[EXERCISE DETAILS]:
Each entry that follows must be output without any deviation.

>> START DATASET

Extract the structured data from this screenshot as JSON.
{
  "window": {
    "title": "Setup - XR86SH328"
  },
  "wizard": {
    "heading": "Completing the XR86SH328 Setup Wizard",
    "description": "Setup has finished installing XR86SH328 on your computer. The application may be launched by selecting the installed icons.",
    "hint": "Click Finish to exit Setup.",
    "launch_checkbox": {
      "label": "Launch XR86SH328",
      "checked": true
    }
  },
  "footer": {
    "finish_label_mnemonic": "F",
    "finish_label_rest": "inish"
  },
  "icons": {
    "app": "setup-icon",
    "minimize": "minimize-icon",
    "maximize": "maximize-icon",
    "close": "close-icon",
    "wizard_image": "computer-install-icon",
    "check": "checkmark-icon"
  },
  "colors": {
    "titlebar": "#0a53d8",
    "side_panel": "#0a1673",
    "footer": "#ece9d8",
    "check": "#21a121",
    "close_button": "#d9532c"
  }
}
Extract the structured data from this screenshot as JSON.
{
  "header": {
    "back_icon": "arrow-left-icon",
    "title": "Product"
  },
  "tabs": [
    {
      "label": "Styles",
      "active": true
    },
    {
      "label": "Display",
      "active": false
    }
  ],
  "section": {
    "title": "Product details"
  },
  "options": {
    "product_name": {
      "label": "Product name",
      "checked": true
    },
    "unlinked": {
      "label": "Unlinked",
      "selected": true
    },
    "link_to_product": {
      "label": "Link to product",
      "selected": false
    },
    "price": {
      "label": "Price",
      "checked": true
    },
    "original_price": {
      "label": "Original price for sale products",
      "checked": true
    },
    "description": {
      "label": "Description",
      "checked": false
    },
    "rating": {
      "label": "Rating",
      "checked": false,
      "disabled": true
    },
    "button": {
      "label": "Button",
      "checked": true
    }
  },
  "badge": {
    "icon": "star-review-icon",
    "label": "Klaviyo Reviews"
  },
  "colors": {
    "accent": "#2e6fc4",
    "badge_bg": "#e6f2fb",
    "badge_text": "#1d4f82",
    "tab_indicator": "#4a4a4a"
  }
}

>> END DATASET

[SOLVED PROBLEM]:
Extract the structured data from this screenshot as JSON.
{
  "window": {
    "title": "Setup - XR86SH328"
  },
  "wizard": {
    "heading": "Completing the XR86SH328 Setup Wizard",
    "description": "Setup has finished installing XR86SH328 on your computer. The application may be launched by selecting the installed icons.",
    "hint": "Click Finish to exit Setup.",
    "launch_checkbox": {
      "label": "Launch XR86SH328",
      "checked": true
    }
  },
  "footer": {
    "finish_label_mnemonic": "F",
    "finish_label_rest": "inish"
  },
  "icons": {
    "app": "setup-icon",
    "minimize": "minimize-icon",
    "maximize": "maximize-icon",
    "close": "close-icon",
    "wizard_image": "computer-install-icon",
    "check": "checkmark-icon"
  },
  "colors": {
    "titlebar": "#0a53d8",
    "side_panel": "#0a1673",
    "footer": "#ece9d8",
    "check": "#21a121",
    "close_button": "#d9532c"
  }
}
Extract the structured data from this screenshot as JSON.
{
  "header": {
    "back_icon": "arrow-left-icon",
    "title": "Product"
  },
  "tabs": [
    {
      "label": "Styles",
      "active": true
    },
    {
      "label": "Display",
      "active": false
    }
  ],
  "section": {
    "title": "Product details"
  },
  "options": {
    "product_name": {
      "label": "Product name",
      "checked": true
    },
    "unlinked": {
      "label": "Unlinked",
      "selected": true
    },
    "link_to_product": {
      "label": "Link to product",
      "selected": false
    },
    "price": {
      "label": "Price",
      "checked": true
    },
    "original_price": {
      "label": "Original price for sale products",
      "checked": true
    },
    "description": {
      "label": "Description",
      "checked": false
    },
    "rating": {
      "label": "Rating",
      "checked": false,
      "disabled": true
    },
    "button": {
      "label": "Button",
      "checked": true
    }
  },
  "badge": {
    "icon": "star-review-icon",
    "label": "Klaviyo Reviews"
  },
  "colors": {
    "accent": "#2e6fc4",
    "badge_bg": "#e6f2fb",
    "badge_text": "#1d4f82",
    "tab_indicator": "#4a4a4a"
  }
}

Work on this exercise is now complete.